%%

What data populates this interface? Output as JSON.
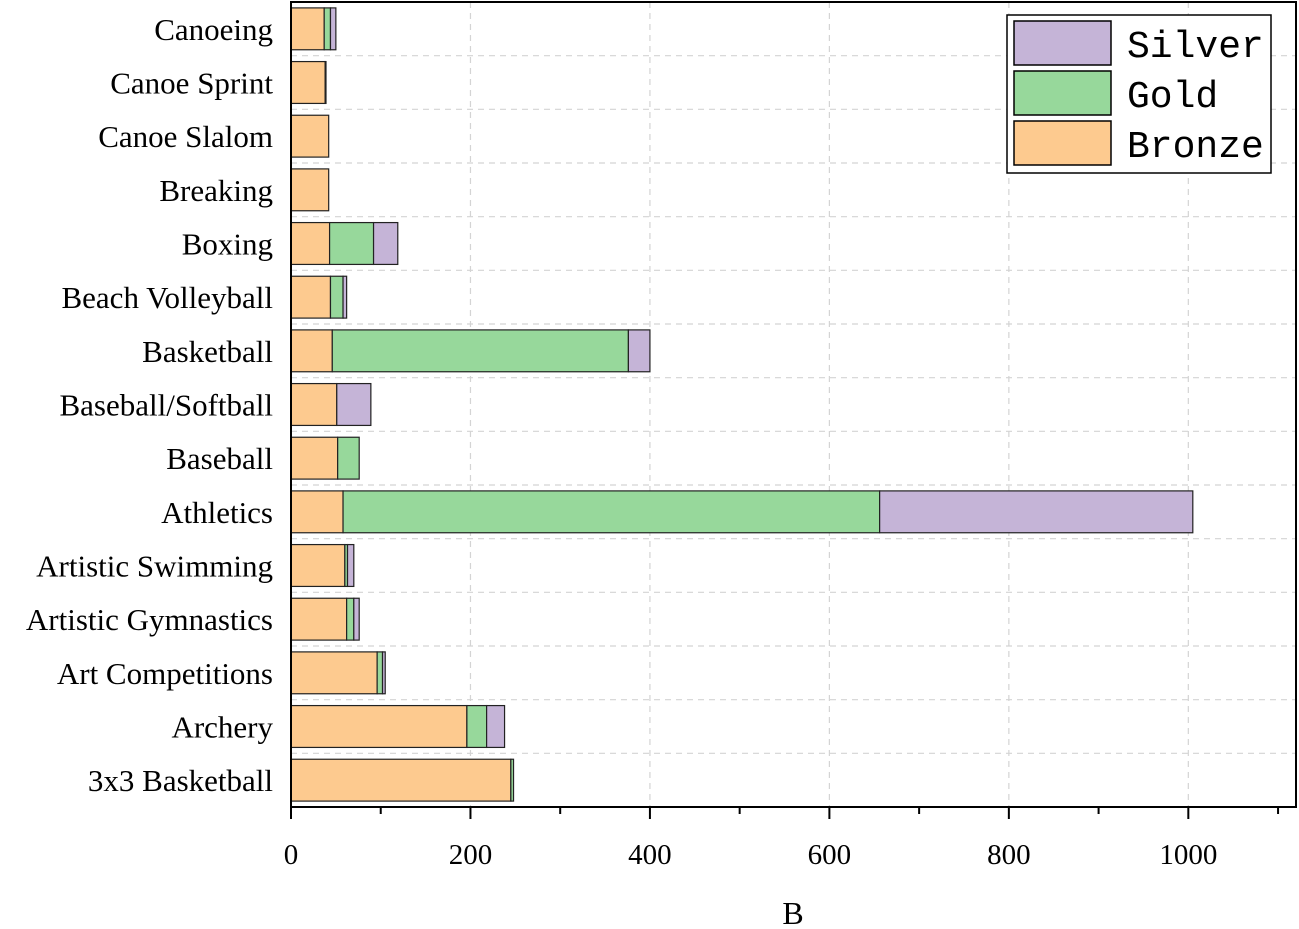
{
  "chart_data": {
    "type": "bar",
    "orientation": "horizontal",
    "stacked": true,
    "categories": [
      "3x3 Basketball",
      "Archery",
      "Art Competitions",
      "Artistic Gymnastics",
      "Artistic Swimming",
      "Athletics",
      "Baseball",
      "Baseball/Softball",
      "Basketball",
      "Beach Volleyball",
      "Boxing",
      "Breaking",
      "Canoe Slalom",
      "Canoe Sprint",
      "Canoeing"
    ],
    "series": [
      {
        "name": "Bronze",
        "color": "#fdca8f",
        "values": [
          245,
          196,
          96,
          62,
          60,
          58,
          52,
          51,
          46,
          44,
          43,
          42,
          42,
          38,
          37
        ]
      },
      {
        "name": "Gold",
        "color": "#97d89b",
        "values": [
          3,
          22,
          6,
          8,
          3,
          598,
          24,
          0,
          330,
          14,
          49,
          0,
          0,
          0,
          7
        ]
      },
      {
        "name": "Silver",
        "color": "#c5b4d7",
        "values": [
          0,
          20,
          3,
          6,
          7,
          349,
          0,
          38,
          24,
          4,
          27,
          0,
          0,
          1,
          6
        ]
      }
    ],
    "xlabel": "B",
    "ylabel": "",
    "xlim": [
      0,
      1120
    ],
    "xticks": [
      0,
      200,
      400,
      600,
      800,
      1000
    ],
    "grid": true,
    "legend": {
      "position": "top-right",
      "order": [
        "Silver",
        "Gold",
        "Bronze"
      ]
    }
  }
}
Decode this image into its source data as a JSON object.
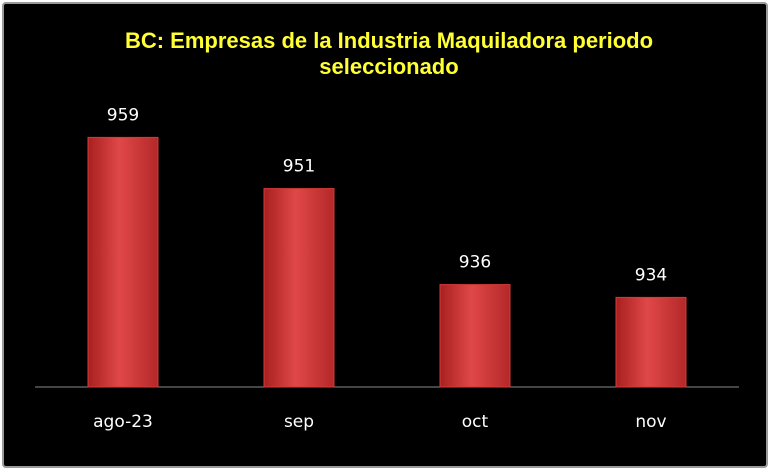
{
  "chart_data": {
    "type": "bar",
    "title": "BC: Empresas de la Industria Maquiladora periodo seleccionado",
    "categories": [
      "ago-23",
      "sep",
      "oct",
      "nov"
    ],
    "values": [
      959,
      951,
      936,
      934
    ],
    "color": "#d63a3a",
    "ylim": [
      920,
      965
    ],
    "grid": false
  }
}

%%

Required work:
Repeat the listing above exactly, with no pictures.

Final answer:
What data populates this interface? Output as JSON.
{
  "chart_data": {
    "type": "bar",
    "orientation": "horizontal",
    "stacked": true,
    "categories": [
      "3x3 Basketball",
      "Archery",
      "Art Competitions",
      "Artistic Gymnastics",
      "Artistic Swimming",
      "Athletics",
      "Baseball",
      "Baseball/Softball",
      "Basketball",
      "Beach Volleyball",
      "Boxing",
      "Breaking",
      "Canoe Slalom",
      "Canoe Sprint",
      "Canoeing"
    ],
    "series": [
      {
        "name": "Bronze",
        "color": "#fdca8f",
        "values": [
          245,
          196,
          96,
          62,
          60,
          58,
          52,
          51,
          46,
          44,
          43,
          42,
          42,
          38,
          37
        ]
      },
      {
        "name": "Gold",
        "color": "#97d89b",
        "values": [
          3,
          22,
          6,
          8,
          3,
          598,
          24,
          0,
          330,
          14,
          49,
          0,
          0,
          0,
          7
        ]
      },
      {
        "name": "Silver",
        "color": "#c5b4d7",
        "values": [
          0,
          20,
          3,
          6,
          7,
          349,
          0,
          38,
          24,
          4,
          27,
          0,
          0,
          1,
          6
        ]
      }
    ],
    "xlabel": "B",
    "ylabel": "",
    "xlim": [
      0,
      1120
    ],
    "xticks": [
      0,
      200,
      400,
      600,
      800,
      1000
    ],
    "grid": true,
    "legend": {
      "position": "top-right",
      "order": [
        "Silver",
        "Gold",
        "Bronze"
      ]
    }
  }
}
Decode this image into its source data as a JSON object.
{
  "chart_data": {
    "type": "bar",
    "title": "BC: Empresas de la Industria Maquiladora periodo seleccionado",
    "categories": [
      "ago-23",
      "sep",
      "oct",
      "nov"
    ],
    "values": [
      959,
      951,
      936,
      934
    ],
    "color": "#d63a3a",
    "ylim": [
      920,
      965
    ],
    "grid": false
  }
}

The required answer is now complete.